- [Entries]:
╭──

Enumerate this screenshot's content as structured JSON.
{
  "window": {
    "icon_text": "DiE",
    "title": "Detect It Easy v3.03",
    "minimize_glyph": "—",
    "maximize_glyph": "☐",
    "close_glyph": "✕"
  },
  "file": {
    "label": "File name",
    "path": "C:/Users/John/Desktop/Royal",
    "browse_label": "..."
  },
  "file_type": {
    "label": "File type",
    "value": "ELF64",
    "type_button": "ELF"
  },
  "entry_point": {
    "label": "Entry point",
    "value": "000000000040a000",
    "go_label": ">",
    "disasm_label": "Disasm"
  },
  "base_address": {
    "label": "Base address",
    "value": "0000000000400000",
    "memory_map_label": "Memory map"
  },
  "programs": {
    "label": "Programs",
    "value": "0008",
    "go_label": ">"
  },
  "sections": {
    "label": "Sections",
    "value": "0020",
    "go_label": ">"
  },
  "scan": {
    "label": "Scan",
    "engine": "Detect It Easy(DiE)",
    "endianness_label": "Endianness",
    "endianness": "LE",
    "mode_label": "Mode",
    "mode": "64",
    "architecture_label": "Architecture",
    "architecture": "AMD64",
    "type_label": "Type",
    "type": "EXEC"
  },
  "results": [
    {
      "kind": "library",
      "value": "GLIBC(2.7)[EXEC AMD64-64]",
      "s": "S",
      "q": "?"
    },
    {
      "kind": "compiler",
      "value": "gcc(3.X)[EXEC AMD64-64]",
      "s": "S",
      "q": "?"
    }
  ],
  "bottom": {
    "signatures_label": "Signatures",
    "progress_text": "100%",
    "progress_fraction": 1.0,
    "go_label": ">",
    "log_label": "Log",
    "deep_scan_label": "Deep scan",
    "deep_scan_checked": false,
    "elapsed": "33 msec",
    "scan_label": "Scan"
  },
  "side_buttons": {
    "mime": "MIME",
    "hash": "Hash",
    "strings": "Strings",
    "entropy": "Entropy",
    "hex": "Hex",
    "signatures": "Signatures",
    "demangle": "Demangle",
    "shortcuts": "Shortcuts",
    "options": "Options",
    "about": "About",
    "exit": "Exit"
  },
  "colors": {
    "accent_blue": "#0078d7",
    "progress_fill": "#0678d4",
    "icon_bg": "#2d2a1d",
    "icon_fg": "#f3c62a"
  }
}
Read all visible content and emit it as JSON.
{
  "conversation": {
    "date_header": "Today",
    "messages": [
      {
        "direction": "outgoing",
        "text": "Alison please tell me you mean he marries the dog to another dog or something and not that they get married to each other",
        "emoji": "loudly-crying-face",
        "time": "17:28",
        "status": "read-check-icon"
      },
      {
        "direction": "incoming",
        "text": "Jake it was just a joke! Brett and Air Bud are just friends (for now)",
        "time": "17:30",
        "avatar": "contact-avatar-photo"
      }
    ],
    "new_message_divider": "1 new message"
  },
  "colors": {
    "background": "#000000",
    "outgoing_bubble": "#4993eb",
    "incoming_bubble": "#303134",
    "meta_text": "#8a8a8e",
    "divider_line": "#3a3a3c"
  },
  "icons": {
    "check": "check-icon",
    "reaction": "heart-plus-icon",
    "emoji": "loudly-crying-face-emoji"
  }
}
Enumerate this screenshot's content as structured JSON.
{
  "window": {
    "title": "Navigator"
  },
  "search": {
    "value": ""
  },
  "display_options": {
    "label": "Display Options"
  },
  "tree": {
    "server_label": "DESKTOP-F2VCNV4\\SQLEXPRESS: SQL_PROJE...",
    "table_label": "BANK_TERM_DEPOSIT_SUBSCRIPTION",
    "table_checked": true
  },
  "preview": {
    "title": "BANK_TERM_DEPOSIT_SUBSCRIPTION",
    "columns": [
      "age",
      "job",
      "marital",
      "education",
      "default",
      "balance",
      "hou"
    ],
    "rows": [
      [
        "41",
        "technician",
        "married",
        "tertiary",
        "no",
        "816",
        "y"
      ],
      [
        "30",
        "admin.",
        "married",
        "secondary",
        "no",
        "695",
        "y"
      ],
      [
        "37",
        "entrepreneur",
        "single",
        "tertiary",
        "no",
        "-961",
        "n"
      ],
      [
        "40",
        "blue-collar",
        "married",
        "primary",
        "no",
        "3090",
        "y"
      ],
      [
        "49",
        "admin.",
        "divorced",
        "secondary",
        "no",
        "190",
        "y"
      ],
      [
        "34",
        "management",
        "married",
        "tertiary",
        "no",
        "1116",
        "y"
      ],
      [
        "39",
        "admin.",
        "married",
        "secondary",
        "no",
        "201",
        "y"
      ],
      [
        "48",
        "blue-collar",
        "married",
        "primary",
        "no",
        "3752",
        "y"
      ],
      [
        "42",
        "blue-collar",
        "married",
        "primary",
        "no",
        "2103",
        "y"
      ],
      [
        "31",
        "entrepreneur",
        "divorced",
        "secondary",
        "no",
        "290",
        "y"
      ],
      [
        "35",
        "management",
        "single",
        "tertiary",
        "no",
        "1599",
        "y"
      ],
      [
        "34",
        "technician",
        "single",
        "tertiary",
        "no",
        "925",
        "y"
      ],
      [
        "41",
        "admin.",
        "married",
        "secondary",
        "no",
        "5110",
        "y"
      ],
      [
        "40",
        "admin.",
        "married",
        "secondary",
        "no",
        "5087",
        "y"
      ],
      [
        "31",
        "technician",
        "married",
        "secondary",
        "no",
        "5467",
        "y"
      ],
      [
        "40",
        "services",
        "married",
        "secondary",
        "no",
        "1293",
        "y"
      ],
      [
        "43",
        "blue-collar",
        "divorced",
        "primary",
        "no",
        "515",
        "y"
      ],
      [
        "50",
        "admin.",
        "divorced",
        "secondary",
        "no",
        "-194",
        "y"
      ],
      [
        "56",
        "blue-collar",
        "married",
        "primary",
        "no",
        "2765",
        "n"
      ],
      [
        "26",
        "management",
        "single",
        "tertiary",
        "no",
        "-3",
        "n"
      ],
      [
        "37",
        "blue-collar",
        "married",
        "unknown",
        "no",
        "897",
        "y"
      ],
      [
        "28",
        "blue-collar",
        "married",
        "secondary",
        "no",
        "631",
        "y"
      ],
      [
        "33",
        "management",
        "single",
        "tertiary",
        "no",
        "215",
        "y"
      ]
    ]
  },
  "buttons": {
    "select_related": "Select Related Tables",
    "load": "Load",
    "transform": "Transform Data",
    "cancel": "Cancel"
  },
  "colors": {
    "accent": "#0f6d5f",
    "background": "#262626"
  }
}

╰──

- [What the task requires]:
Output each record exactly, leaving nothing out.

- [Output below]:
Enumerate this screenshot's content as structured JSON.
{
  "window": {
    "icon_text": "DiE",
    "title": "Detect It Easy v3.03",
    "minimize_glyph": "—",
    "maximize_glyph": "☐",
    "close_glyph": "✕"
  },
  "file": {
    "label": "File name",
    "path": "C:/Users/John/Desktop/Royal",
    "browse_label": "..."
  },
  "file_type": {
    "label": "File type",
    "value": "ELF64",
    "type_button": "ELF"
  },
  "entry_point": {
    "label": "Entry point",
    "value": "000000000040a000",
    "go_label": ">",
    "disasm_label": "Disasm"
  },
  "base_address": {
    "label": "Base address",
    "value": "0000000000400000",
    "memory_map_label": "Memory map"
  },
  "programs": {
    "label": "Programs",
    "value": "0008",
    "go_label": ">"
  },
  "sections": {
    "label": "Sections",
    "value": "0020",
    "go_label": ">"
  },
  "scan": {
    "label": "Scan",
    "engine": "Detect It Easy(DiE)",
    "endianness_label": "Endianness",
    "endianness": "LE",
    "mode_label": "Mode",
    "mode": "64",
    "architecture_label": "Architecture",
    "architecture": "AMD64",
    "type_label": "Type",
    "type": "EXEC"
  },
  "results": [
    {
      "kind": "library",
      "value": "GLIBC(2.7)[EXEC AMD64-64]",
      "s": "S",
      "q": "?"
    },
    {
      "kind": "compiler",
      "value": "gcc(3.X)[EXEC AMD64-64]",
      "s": "S",
      "q": "?"
    }
  ],
  "bottom": {
    "signatures_label": "Signatures",
    "progress_text": "100%",
    "progress_fraction": 1.0,
    "go_label": ">",
    "log_label": "Log",
    "deep_scan_label": "Deep scan",
    "deep_scan_checked": false,
    "elapsed": "33 msec",
    "scan_label": "Scan"
  },
  "side_buttons": {
    "mime": "MIME",
    "hash": "Hash",
    "strings": "Strings",
    "entropy": "Entropy",
    "hex": "Hex",
    "signatures": "Signatures",
    "demangle": "Demangle",
    "shortcuts": "Shortcuts",
    "options": "Options",
    "about": "About",
    "exit": "Exit"
  },
  "colors": {
    "accent_blue": "#0078d7",
    "progress_fill": "#0678d4",
    "icon_bg": "#2d2a1d",
    "icon_fg": "#f3c62a"
  }
}
Read all visible content and emit it as JSON.
{
  "conversation": {
    "date_header": "Today",
    "messages": [
      {
        "direction": "outgoing",
        "text": "Alison please tell me you mean he marries the dog to another dog or something and not that they get married to each other",
        "emoji": "loudly-crying-face",
        "time": "17:28",
        "status": "read-check-icon"
      },
      {
        "direction": "incoming",
        "text": "Jake it was just a joke! Brett and Air Bud are just friends (for now)",
        "time": "17:30",
        "avatar": "contact-avatar-photo"
      }
    ],
    "new_message_divider": "1 new message"
  },
  "colors": {
    "background": "#000000",
    "outgoing_bubble": "#4993eb",
    "incoming_bubble": "#303134",
    "meta_text": "#8a8a8e",
    "divider_line": "#3a3a3c"
  },
  "icons": {
    "check": "check-icon",
    "reaction": "heart-plus-icon",
    "emoji": "loudly-crying-face-emoji"
  }
}
Enumerate this screenshot's content as structured JSON.
{
  "window": {
    "title": "Navigator"
  },
  "search": {
    "value": ""
  },
  "display_options": {
    "label": "Display Options"
  },
  "tree": {
    "server_label": "DESKTOP-F2VCNV4\\SQLEXPRESS: SQL_PROJE...",
    "table_label": "BANK_TERM_DEPOSIT_SUBSCRIPTION",
    "table_checked": true
  },
  "preview": {
    "title": "BANK_TERM_DEPOSIT_SUBSCRIPTION",
    "columns": [
      "age",
      "job",
      "marital",
      "education",
      "default",
      "balance",
      "hou"
    ],
    "rows": [
      [
        "41",
        "technician",
        "married",
        "tertiary",
        "no",
        "816",
        "y"
      ],
      [
        "30",
        "admin.",
        "married",
        "secondary",
        "no",
        "695",
        "y"
      ],
      [
        "37",
        "entrepreneur",
        "single",
        "tertiary",
        "no",
        "-961",
        "n"
      ],
      [
        "40",
        "blue-collar",
        "married",
        "primary",
        "no",
        "3090",
        "y"
      ],
      [
        "49",
        "admin.",
        "divorced",
        "secondary",
        "no",
        "190",
        "y"
      ],
      [
        "34",
        "management",
        "married",
        "tertiary",
        "no",
        "1116",
        "y"
      ],
      [
        "39",
        "admin.",
        "married",
        "secondary",
        "no",
        "201",
        "y"
      ],
      [
        "48",
        "blue-collar",
        "married",
        "primary",
        "no",
        "3752",
        "y"
      ],
      [
        "42",
        "blue-collar",
        "married",
        "primary",
        "no",
        "2103",
        "y"
      ],
      [
        "31",
        "entrepreneur",
        "divorced",
        "secondary",
        "no",
        "290",
        "y"
      ],
      [
        "35",
        "management",
        "single",
        "tertiary",
        "no",
        "1599",
        "y"
      ],
      [
        "34",
        "technician",
        "single",
        "tertiary",
        "no",
        "925",
        "y"
      ],
      [
        "41",
        "admin.",
        "married",
        "secondary",
        "no",
        "5110",
        "y"
      ],
      [
        "40",
        "admin.",
        "married",
        "secondary",
        "no",
        "5087",
        "y"
      ],
      [
        "31",
        "technician",
        "married",
        "secondary",
        "no",
        "5467",
        "y"
      ],
      [
        "40",
        "services",
        "married",
        "secondary",
        "no",
        "1293",
        "y"
      ],
      [
        "43",
        "blue-collar",
        "divorced",
        "primary",
        "no",
        "515",
        "y"
      ],
      [
        "50",
        "admin.",
        "divorced",
        "secondary",
        "no",
        "-194",
        "y"
      ],
      [
        "56",
        "blue-collar",
        "married",
        "primary",
        "no",
        "2765",
        "n"
      ],
      [
        "26",
        "management",
        "single",
        "tertiary",
        "no",
        "-3",
        "n"
      ],
      [
        "37",
        "blue-collar",
        "married",
        "unknown",
        "no",
        "897",
        "y"
      ],
      [
        "28",
        "blue-collar",
        "married",
        "secondary",
        "no",
        "631",
        "y"
      ],
      [
        "33",
        "management",
        "single",
        "tertiary",
        "no",
        "215",
        "y"
      ]
    ]
  },
  "buttons": {
    "select_related": "Select Related Tables",
    "load": "Load",
    "transform": "Transform Data",
    "cancel": "Cancel"
  },
  "colors": {
    "accent": "#0f6d5f",
    "background": "#262626"
  }
}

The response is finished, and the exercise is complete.